Work required: Keep every line where the word "grid" appears; drop the rest.

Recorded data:
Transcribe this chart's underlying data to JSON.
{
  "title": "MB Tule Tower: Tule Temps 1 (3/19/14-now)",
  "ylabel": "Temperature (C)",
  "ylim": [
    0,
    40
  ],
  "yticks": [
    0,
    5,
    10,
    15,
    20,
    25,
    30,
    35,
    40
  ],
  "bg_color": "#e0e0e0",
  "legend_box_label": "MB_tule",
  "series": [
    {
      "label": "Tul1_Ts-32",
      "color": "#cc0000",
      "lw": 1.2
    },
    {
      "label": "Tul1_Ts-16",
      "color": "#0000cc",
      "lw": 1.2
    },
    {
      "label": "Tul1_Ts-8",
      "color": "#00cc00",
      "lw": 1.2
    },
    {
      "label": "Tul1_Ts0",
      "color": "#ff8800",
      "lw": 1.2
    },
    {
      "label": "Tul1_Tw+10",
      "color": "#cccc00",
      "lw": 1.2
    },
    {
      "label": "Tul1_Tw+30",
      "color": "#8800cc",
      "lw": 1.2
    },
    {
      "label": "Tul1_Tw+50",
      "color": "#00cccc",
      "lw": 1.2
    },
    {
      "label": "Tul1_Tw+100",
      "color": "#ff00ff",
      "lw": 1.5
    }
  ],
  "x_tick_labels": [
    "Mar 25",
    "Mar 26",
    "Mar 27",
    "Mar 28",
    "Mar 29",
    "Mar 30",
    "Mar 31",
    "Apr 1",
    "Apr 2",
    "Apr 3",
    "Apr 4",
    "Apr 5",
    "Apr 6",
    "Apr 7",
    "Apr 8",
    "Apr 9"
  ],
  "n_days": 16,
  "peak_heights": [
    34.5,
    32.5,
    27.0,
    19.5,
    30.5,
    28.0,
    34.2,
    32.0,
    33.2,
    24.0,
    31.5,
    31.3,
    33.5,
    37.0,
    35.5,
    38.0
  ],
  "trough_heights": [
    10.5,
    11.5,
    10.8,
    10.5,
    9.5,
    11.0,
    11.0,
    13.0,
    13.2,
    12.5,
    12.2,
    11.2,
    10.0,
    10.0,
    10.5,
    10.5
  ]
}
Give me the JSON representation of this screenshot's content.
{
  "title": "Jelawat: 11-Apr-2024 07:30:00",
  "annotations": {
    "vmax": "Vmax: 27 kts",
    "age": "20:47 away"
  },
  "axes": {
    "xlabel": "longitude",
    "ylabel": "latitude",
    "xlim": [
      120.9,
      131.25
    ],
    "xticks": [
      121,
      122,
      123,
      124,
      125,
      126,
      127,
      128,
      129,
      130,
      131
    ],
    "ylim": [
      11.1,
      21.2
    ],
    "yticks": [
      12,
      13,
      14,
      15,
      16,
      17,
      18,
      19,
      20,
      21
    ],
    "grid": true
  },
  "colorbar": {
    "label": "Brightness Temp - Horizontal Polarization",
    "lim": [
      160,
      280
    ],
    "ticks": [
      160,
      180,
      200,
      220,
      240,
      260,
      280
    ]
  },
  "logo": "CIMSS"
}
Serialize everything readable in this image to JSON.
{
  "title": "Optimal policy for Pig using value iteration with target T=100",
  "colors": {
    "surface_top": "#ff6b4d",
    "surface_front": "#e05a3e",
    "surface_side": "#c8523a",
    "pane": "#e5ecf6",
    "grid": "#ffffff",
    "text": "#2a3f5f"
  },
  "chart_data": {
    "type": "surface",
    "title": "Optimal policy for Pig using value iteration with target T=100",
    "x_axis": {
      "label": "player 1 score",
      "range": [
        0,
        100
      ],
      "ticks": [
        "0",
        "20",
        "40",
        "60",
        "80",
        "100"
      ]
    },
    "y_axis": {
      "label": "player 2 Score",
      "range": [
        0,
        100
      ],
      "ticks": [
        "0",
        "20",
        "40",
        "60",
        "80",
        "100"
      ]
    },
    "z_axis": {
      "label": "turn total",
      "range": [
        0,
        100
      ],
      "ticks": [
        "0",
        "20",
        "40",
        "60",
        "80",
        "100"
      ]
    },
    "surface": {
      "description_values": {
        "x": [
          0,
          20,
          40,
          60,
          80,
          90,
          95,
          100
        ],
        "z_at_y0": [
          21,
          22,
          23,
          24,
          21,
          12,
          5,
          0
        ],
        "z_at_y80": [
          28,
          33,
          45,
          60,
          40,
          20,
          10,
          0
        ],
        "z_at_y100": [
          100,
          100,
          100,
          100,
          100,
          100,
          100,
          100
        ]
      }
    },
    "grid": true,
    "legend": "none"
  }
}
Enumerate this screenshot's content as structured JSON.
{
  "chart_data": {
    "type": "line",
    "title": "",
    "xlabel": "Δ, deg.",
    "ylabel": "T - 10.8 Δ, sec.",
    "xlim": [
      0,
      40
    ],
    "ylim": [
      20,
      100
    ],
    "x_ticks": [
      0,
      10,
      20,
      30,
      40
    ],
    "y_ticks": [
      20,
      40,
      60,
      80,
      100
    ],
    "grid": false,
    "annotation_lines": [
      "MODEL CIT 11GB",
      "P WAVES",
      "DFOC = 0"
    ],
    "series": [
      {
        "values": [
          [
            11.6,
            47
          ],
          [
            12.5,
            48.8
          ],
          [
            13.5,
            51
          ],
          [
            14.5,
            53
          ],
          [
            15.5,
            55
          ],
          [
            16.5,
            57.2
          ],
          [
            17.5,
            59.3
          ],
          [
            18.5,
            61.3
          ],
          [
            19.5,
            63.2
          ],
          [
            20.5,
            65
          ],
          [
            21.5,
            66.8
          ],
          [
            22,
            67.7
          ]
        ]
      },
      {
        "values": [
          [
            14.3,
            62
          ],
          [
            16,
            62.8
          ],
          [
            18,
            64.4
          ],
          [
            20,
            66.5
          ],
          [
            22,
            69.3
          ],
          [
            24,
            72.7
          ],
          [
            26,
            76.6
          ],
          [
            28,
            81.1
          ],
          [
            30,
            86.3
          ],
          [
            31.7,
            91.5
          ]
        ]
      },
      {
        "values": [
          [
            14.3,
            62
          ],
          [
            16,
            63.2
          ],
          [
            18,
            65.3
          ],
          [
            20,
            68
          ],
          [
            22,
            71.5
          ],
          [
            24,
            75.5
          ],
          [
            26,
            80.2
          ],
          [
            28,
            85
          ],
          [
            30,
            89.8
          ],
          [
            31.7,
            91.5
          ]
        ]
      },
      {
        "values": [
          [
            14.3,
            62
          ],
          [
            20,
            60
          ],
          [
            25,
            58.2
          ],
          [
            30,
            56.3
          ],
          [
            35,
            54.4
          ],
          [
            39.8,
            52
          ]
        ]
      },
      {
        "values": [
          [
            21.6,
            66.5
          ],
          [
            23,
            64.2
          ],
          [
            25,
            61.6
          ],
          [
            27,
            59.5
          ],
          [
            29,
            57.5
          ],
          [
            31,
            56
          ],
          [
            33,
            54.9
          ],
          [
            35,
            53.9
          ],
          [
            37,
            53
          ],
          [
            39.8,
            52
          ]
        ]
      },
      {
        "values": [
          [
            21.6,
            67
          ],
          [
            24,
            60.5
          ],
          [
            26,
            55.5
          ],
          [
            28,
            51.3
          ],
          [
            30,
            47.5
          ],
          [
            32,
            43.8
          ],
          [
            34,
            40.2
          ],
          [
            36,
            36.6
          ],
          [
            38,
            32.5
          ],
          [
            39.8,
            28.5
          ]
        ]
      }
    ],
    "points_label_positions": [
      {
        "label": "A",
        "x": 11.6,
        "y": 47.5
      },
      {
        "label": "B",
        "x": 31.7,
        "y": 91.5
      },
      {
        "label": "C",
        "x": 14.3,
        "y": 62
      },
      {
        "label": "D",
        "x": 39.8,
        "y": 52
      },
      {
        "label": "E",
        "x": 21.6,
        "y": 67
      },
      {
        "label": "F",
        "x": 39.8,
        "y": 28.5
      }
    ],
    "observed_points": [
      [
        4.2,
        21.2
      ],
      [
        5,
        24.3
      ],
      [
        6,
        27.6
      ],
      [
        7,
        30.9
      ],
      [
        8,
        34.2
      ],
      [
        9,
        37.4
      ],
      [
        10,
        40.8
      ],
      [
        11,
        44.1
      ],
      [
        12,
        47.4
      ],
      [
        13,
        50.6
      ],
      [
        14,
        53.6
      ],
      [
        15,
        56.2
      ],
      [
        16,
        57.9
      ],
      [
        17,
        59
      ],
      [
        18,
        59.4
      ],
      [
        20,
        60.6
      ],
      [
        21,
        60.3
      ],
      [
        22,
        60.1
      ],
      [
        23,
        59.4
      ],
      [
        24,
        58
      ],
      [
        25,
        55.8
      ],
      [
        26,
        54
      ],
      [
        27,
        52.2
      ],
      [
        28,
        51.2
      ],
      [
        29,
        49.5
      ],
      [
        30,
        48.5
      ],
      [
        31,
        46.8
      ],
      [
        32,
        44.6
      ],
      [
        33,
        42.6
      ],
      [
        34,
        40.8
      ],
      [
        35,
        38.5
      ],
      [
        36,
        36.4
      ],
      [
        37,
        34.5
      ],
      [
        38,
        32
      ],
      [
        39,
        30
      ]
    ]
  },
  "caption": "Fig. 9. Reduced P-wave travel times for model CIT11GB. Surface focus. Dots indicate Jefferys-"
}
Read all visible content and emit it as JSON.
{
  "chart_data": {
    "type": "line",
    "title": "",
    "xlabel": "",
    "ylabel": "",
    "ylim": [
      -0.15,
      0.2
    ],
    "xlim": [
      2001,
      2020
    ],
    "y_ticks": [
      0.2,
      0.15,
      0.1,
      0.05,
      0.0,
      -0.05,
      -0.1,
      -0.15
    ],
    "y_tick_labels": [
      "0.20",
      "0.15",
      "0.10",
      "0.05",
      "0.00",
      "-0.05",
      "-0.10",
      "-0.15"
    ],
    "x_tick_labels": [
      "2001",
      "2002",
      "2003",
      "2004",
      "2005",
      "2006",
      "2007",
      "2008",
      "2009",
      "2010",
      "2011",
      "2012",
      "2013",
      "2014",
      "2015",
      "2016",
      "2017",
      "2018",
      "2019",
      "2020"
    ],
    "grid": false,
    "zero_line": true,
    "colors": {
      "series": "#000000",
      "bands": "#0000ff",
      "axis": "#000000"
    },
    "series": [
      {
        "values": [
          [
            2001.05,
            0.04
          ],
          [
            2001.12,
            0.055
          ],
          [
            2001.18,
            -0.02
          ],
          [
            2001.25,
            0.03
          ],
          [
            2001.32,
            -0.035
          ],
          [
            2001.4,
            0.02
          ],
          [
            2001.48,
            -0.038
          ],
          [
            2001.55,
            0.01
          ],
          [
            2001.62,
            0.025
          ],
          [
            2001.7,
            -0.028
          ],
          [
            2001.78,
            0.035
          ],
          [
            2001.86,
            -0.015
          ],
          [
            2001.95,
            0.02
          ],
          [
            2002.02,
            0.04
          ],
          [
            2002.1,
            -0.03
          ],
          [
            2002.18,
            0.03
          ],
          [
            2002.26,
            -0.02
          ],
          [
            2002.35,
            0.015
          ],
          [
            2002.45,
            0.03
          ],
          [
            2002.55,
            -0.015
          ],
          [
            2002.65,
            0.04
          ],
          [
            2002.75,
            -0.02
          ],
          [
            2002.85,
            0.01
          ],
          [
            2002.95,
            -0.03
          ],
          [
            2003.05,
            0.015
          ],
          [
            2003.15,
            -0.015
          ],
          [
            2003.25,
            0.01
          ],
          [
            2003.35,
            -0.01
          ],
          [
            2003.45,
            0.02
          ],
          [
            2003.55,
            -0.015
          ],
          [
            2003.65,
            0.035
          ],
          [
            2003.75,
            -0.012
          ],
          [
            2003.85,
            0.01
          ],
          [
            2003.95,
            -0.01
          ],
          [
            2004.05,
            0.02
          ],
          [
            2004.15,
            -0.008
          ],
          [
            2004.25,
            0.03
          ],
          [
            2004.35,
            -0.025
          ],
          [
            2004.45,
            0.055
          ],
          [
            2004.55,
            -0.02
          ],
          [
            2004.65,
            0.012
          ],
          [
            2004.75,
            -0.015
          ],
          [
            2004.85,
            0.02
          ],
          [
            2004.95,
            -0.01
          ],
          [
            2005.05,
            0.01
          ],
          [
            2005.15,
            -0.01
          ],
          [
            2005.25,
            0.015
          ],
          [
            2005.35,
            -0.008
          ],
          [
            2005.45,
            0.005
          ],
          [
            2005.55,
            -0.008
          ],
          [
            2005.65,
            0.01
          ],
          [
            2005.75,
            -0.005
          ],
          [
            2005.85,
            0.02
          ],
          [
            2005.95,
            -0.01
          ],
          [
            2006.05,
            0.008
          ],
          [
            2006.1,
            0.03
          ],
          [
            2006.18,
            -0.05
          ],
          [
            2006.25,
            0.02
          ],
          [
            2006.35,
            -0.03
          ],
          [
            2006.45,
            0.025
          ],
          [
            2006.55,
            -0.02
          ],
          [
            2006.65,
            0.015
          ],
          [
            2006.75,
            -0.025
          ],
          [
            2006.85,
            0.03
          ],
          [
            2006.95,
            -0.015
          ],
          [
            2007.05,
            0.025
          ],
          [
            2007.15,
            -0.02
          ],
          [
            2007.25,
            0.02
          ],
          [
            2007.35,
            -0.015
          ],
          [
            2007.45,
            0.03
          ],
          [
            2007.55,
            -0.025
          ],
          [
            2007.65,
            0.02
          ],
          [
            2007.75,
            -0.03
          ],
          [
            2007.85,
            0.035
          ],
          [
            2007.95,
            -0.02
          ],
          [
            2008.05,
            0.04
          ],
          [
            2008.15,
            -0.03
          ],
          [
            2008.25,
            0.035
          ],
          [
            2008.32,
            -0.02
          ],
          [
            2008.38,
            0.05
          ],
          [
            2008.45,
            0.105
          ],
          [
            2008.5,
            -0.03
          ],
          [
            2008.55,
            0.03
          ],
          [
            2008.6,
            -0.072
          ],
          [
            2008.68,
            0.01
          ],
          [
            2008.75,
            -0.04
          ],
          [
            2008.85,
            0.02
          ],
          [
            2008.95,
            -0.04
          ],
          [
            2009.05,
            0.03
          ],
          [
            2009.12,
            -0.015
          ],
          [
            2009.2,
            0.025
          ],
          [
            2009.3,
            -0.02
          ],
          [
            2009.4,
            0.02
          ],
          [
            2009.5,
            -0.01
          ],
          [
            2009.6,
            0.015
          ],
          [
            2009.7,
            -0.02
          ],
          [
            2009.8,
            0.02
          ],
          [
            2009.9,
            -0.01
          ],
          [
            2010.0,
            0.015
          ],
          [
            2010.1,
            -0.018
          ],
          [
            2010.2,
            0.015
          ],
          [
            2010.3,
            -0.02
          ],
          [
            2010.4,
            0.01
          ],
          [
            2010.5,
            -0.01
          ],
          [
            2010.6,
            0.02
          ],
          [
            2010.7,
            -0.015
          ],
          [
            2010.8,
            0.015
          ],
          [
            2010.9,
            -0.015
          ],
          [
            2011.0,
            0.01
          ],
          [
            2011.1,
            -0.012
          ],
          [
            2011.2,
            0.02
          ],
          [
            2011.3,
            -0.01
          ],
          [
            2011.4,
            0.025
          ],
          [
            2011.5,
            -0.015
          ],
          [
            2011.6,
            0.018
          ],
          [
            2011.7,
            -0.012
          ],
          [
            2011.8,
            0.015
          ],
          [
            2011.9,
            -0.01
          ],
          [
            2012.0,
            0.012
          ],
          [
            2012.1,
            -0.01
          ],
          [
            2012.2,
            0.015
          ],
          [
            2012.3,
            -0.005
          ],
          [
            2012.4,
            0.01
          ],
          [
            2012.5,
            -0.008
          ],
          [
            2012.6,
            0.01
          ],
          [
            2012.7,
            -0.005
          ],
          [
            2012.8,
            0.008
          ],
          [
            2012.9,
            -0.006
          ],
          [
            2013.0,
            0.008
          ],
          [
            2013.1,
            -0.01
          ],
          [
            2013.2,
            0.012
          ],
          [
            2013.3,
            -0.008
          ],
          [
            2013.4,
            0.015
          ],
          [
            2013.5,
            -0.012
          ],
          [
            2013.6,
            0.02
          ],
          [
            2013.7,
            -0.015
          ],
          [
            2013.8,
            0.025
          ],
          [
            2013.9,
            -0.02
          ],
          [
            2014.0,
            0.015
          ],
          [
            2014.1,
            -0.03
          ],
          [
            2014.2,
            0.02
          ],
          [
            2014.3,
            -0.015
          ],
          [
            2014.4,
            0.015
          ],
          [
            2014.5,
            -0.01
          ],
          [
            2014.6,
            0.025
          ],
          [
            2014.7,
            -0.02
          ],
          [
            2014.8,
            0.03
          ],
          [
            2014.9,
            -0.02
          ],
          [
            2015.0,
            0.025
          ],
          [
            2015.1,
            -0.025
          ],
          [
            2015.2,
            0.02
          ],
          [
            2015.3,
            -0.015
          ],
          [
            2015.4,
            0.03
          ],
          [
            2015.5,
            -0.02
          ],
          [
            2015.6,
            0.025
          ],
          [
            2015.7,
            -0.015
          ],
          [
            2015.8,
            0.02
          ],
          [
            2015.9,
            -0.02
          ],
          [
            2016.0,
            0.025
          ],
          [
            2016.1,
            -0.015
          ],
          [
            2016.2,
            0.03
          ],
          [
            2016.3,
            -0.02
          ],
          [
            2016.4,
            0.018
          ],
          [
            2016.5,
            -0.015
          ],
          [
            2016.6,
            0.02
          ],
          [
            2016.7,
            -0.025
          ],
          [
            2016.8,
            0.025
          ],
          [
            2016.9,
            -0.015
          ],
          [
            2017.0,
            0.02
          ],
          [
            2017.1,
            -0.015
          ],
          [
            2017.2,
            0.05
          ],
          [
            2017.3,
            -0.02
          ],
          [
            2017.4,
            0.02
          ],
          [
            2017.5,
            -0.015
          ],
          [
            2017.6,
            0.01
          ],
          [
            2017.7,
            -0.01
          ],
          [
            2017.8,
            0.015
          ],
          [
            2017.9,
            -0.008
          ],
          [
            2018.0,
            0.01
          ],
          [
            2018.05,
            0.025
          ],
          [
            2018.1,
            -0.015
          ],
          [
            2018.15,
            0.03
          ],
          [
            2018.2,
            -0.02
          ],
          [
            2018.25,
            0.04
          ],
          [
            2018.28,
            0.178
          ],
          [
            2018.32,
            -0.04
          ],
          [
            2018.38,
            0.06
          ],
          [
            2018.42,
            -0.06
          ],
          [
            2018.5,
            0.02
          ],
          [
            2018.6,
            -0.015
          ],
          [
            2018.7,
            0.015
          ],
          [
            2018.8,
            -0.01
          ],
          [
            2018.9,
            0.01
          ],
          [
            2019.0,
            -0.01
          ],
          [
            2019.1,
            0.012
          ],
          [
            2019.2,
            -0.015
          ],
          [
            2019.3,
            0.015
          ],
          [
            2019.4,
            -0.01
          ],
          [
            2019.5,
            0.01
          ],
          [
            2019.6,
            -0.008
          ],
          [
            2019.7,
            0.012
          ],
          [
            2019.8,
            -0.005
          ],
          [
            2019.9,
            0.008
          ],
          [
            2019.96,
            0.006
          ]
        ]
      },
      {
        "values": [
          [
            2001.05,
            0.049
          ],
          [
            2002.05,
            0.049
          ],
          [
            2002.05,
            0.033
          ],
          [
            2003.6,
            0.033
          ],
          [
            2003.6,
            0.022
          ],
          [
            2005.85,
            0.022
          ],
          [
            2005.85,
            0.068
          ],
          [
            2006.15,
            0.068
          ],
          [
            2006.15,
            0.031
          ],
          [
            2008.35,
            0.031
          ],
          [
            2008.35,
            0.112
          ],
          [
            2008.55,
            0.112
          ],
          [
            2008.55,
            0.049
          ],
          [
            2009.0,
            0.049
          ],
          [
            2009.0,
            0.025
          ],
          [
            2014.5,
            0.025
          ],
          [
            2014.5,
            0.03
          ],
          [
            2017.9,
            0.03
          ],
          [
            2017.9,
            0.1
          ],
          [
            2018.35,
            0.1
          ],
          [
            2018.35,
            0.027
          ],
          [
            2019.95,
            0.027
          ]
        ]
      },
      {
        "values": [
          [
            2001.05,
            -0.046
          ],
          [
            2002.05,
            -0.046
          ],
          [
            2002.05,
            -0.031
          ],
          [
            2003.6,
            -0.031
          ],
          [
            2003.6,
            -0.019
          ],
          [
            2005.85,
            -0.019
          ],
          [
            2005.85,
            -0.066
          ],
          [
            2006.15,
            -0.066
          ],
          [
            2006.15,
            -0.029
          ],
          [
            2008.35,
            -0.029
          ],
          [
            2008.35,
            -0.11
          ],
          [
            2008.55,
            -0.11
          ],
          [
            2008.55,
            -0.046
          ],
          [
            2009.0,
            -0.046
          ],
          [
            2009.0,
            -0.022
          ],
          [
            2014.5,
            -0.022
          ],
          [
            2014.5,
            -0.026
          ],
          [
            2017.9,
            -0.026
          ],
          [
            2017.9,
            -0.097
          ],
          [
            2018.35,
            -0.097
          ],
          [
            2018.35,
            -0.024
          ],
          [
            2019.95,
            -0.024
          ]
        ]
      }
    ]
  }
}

Answer below:
    "grid": true
    "grid": "#ffffff",
    "grid": true,
    "grid": false,
    "grid": false,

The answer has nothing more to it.